### Given exercise:
Reproduce the records below in full and word for word, excluding pictures.

### Provided records:
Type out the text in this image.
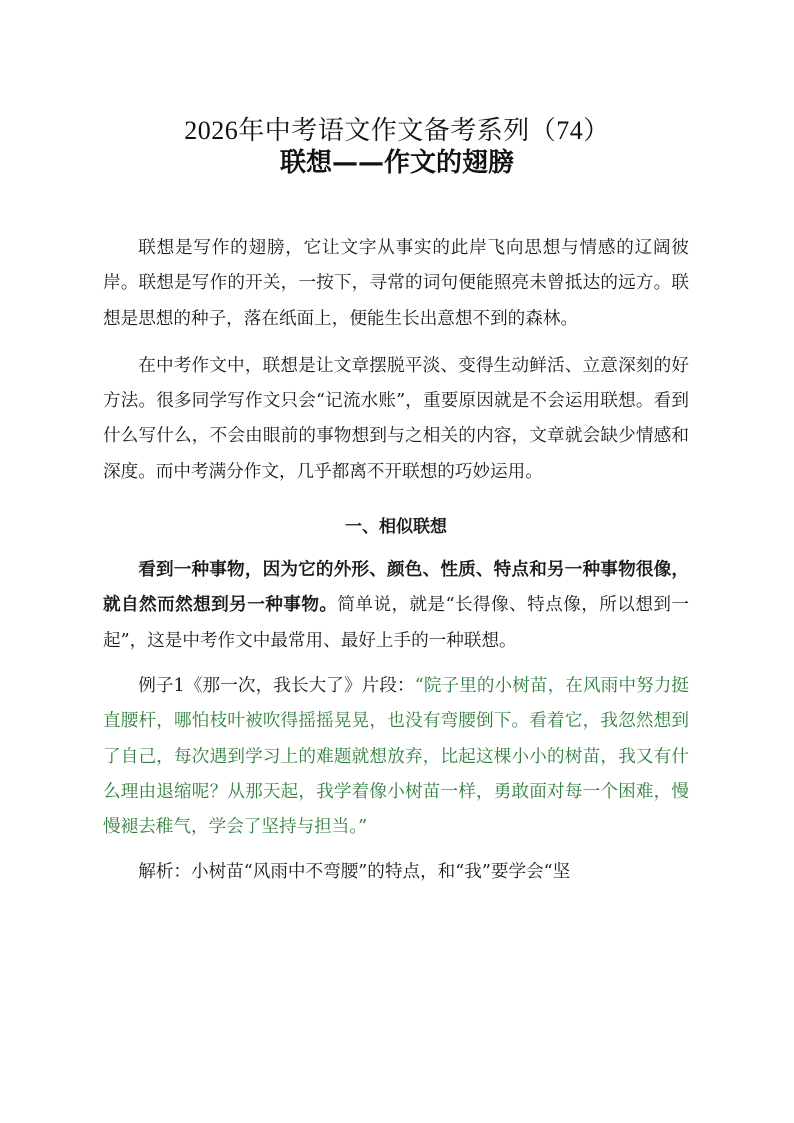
2026年中考语文作文备考系列（74）
联想——作文的翅膀

联想是写作的翅膀，它让文字从事实的此岸飞向思想与情感的辽阔彼岸。联想是写作的开关，一按下，寻常的词句便能照亮未曾抵达的远方。联想是思想的种子，落在纸面上，便能生长出意想不到的森林。

在中考作文中，联想是让文章摆脱平淡、变得生动鲜活、立意深刻的好方法。很多同学写作文只会“记流水账”，重要原因就是不会运用联想。看到什么写什么，不会由眼前的事物想到与之相关的内容，文章就会缺少情感和深度。而中考满分作文，几乎都离不开联想的巧妙运用。

一、相似联想

看到一种事物，因为它的外形、颜色、性质、特点和另一种事物很像，就自然而然想到另一种事物。简单说，就是“长得像、特点像，所以想到一起”，这是中考作文中最常用、最好上手的一种联想。

例子1《那一次，我长大了》片段：“院子里的小树苗，在风雨中努力挺直腰杆，哪怕枝叶被吹得摇摇晃晃，也没有弯腰倒下。看着它，我忽然想到了自己，每次遇到学习上的难题就想放弃，比起这棵小小的树苗，我又有什么理由退缩呢？从那天起，我学着像小树苗一样，勇敢面对每一个困难，慢慢褪去稚气，学会了坚持与担当。”

解析：小树苗“风雨中不弯腰”的特点，和“我”要学会“坚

### Solution below:
Type out the text in this image.
2026年中考语文作文备考系列（74）
联想——作文的翅膀

联想是写作的翅膀，它让文字从事实的此岸飞向思想与情感的辽阔彼岸。联想是写作的开关，一按下，寻常的词句便能照亮未曾抵达的远方。联想是思想的种子，落在纸面上，便能生长出意想不到的森林。

在中考作文中，联想是让文章摆脱平淡、变得生动鲜活、立意深刻的好方法。很多同学写作文只会“记流水账”，重要原因就是不会运用联想。看到什么写什么，不会由眼前的事物想到与之相关的内容，文章就会缺少情感和深度。而中考满分作文，几乎都离不开联想的巧妙运用。

一、相似联想

看到一种事物，因为它的外形、颜色、性质、特点和另一种事物很像，就自然而然想到另一种事物。简单说，就是“长得像、特点像，所以想到一起”，这是中考作文中最常用、最好上手的一种联想。

例子1《那一次，我长大了》片段：“院子里的小树苗，在风雨中努力挺直腰杆，哪怕枝叶被吹得摇摇晃晃，也没有弯腰倒下。看着它，我忽然想到了自己，每次遇到学习上的难题就想放弃，比起这棵小小的树苗，我又有什么理由退缩呢？从那天起，我学着像小树苗一样，勇敢面对每一个困难，慢慢褪去稚气，学会了坚持与担当。”

解析：小树苗“风雨中不弯腰”的特点，和“我”要学会“坚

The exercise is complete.